— Start Supplied data —
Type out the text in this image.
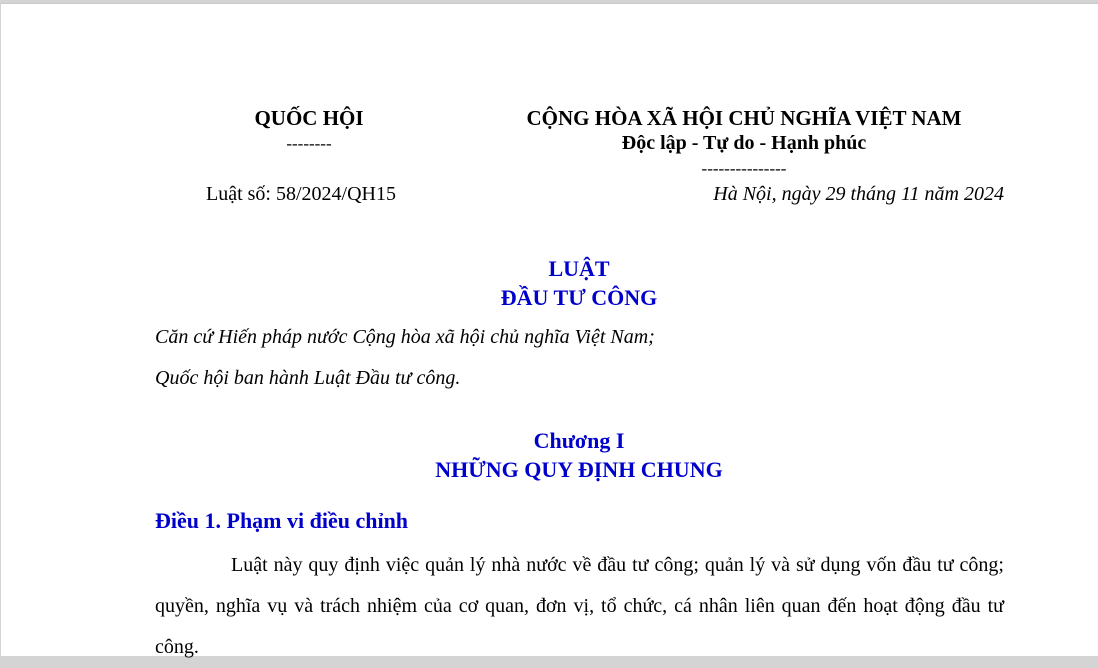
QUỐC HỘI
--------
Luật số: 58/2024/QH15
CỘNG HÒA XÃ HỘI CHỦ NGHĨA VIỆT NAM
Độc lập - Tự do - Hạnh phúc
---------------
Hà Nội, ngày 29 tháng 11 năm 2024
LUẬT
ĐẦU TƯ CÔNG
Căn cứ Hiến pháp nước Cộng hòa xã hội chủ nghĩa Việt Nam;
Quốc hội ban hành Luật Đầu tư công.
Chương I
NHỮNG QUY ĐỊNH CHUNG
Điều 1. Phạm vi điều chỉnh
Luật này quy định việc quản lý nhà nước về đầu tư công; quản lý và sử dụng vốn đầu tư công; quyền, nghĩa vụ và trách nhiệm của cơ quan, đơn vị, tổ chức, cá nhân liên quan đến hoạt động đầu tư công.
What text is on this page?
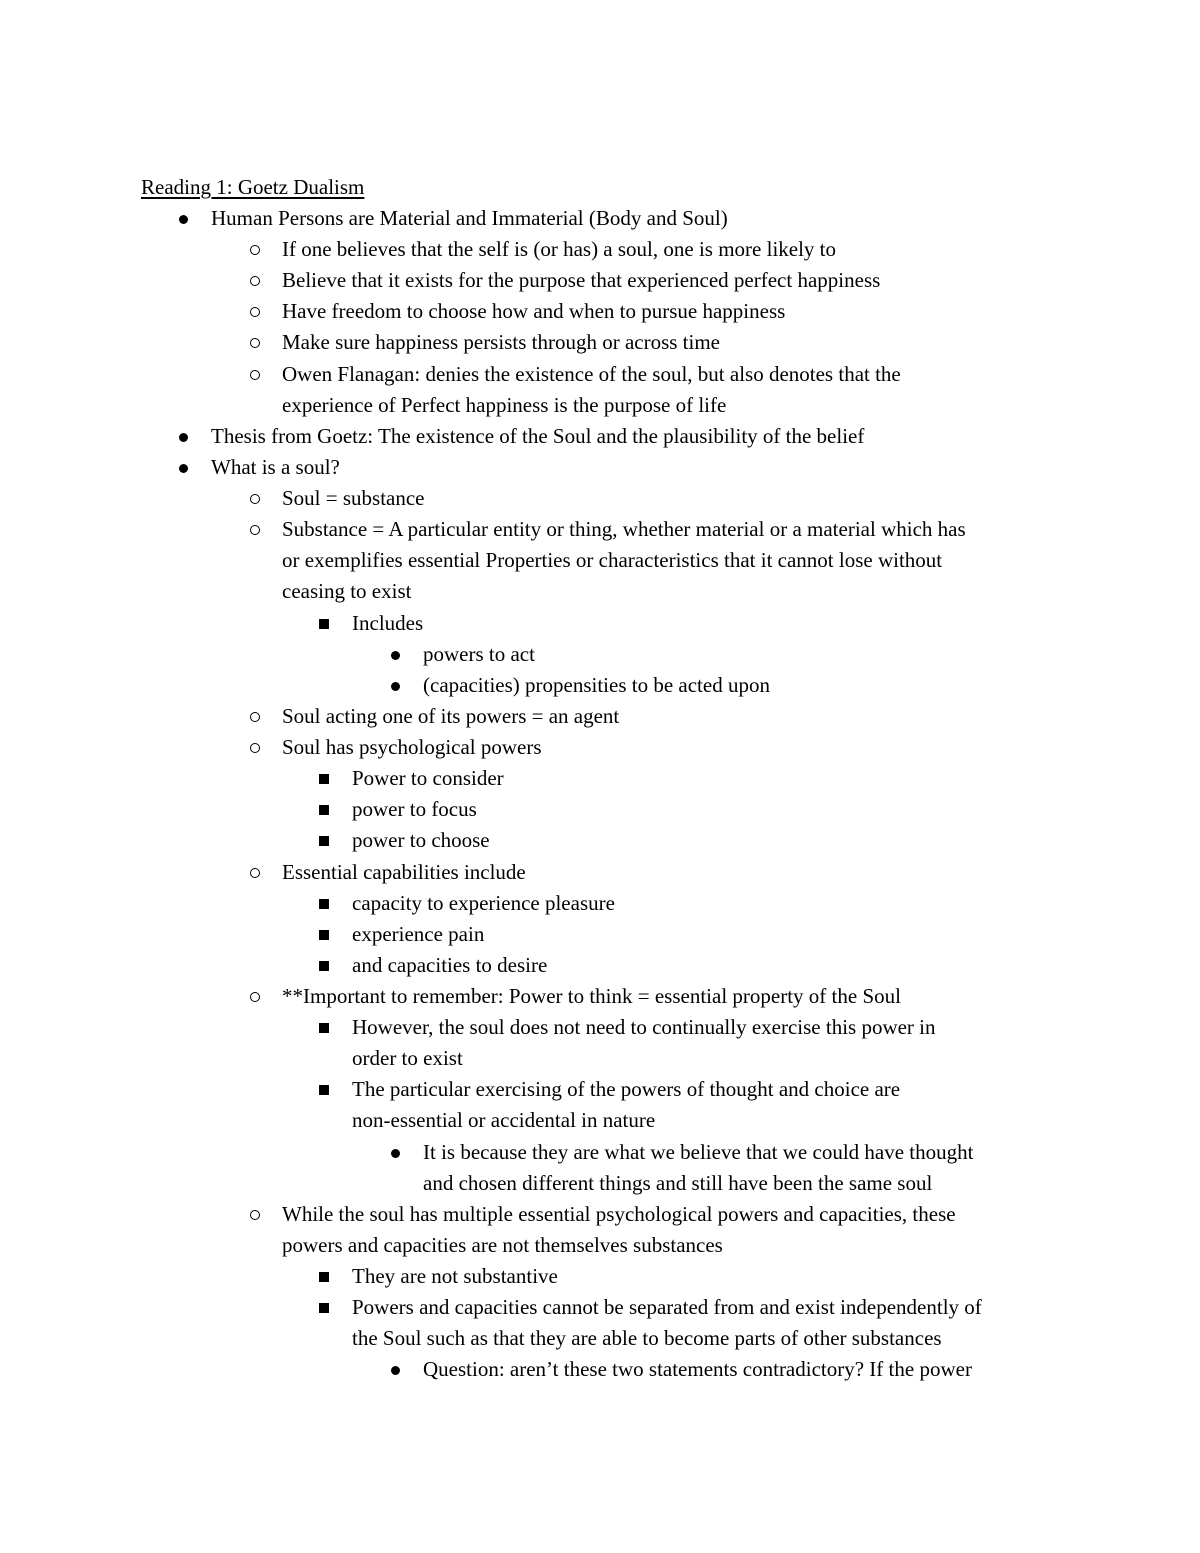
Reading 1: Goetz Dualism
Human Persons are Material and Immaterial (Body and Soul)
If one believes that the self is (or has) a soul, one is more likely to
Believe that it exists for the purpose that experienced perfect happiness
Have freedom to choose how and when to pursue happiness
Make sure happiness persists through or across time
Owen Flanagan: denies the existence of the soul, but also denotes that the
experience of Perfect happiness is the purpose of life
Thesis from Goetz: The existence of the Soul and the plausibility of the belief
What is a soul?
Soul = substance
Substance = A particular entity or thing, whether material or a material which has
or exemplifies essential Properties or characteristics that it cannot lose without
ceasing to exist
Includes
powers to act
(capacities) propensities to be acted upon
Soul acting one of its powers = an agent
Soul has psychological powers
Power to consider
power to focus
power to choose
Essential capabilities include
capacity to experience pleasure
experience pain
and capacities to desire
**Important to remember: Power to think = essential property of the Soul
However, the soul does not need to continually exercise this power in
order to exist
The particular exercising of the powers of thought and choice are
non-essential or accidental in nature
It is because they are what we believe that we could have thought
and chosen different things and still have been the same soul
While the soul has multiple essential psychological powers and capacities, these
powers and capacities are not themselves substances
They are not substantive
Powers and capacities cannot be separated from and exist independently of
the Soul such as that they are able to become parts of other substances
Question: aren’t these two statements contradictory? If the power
— End Supplied data —
* **Request**
Repeat the data exactly, dropping every picture it holds.

* **Final result**
Type out the text in this image.
QUỐC HỘI
--------
Luật số: 58/2024/QH15
CỘNG HÒA XÃ HỘI CHỦ NGHĨA VIỆT NAM
Độc lập - Tự do - Hạnh phúc
---------------
Hà Nội, ngày 29 tháng 11 năm 2024
LUẬT
ĐẦU TƯ CÔNG
Căn cứ Hiến pháp nước Cộng hòa xã hội chủ nghĩa Việt Nam;
Quốc hội ban hành Luật Đầu tư công.
Chương I
NHỮNG QUY ĐỊNH CHUNG
Điều 1. Phạm vi điều chỉnh
Luật này quy định việc quản lý nhà nước về đầu tư công; quản lý và sử dụng vốn đầu tư công; quyền, nghĩa vụ và trách nhiệm của cơ quan, đơn vị, tổ chức, cá nhân liên quan đến hoạt động đầu tư công.
What text is on this page?
Reading 1: Goetz Dualism
Human Persons are Material and Immaterial (Body and Soul)
If one believes that the self is (or has) a soul, one is more likely to
Believe that it exists for the purpose that experienced perfect happiness
Have freedom to choose how and when to pursue happiness
Make sure happiness persists through or across time
Owen Flanagan: denies the existence of the soul, but also denotes that the
experience of Perfect happiness is the purpose of life
Thesis from Goetz: The existence of the Soul and the plausibility of the belief
What is a soul?
Soul = substance
Substance = A particular entity or thing, whether material or a material which has
or exemplifies essential Properties or characteristics that it cannot lose without
ceasing to exist
Includes
powers to act
(capacities) propensities to be acted upon
Soul acting one of its powers = an agent
Soul has psychological powers
Power to consider
power to focus
power to choose
Essential capabilities include
capacity to experience pleasure
experience pain
and capacities to desire
**Important to remember: Power to think = essential property of the Soul
However, the soul does not need to continually exercise this power in
order to exist
The particular exercising of the powers of thought and choice are
non-essential or accidental in nature
It is because they are what we believe that we could have thought
and chosen different things and still have been the same soul
While the soul has multiple essential psychological powers and capacities, these
powers and capacities are not themselves substances
They are not substantive
Powers and capacities cannot be separated from and exist independently of
the Soul such as that they are able to become parts of other substances
Question: aren’t these two statements contradictory? If the power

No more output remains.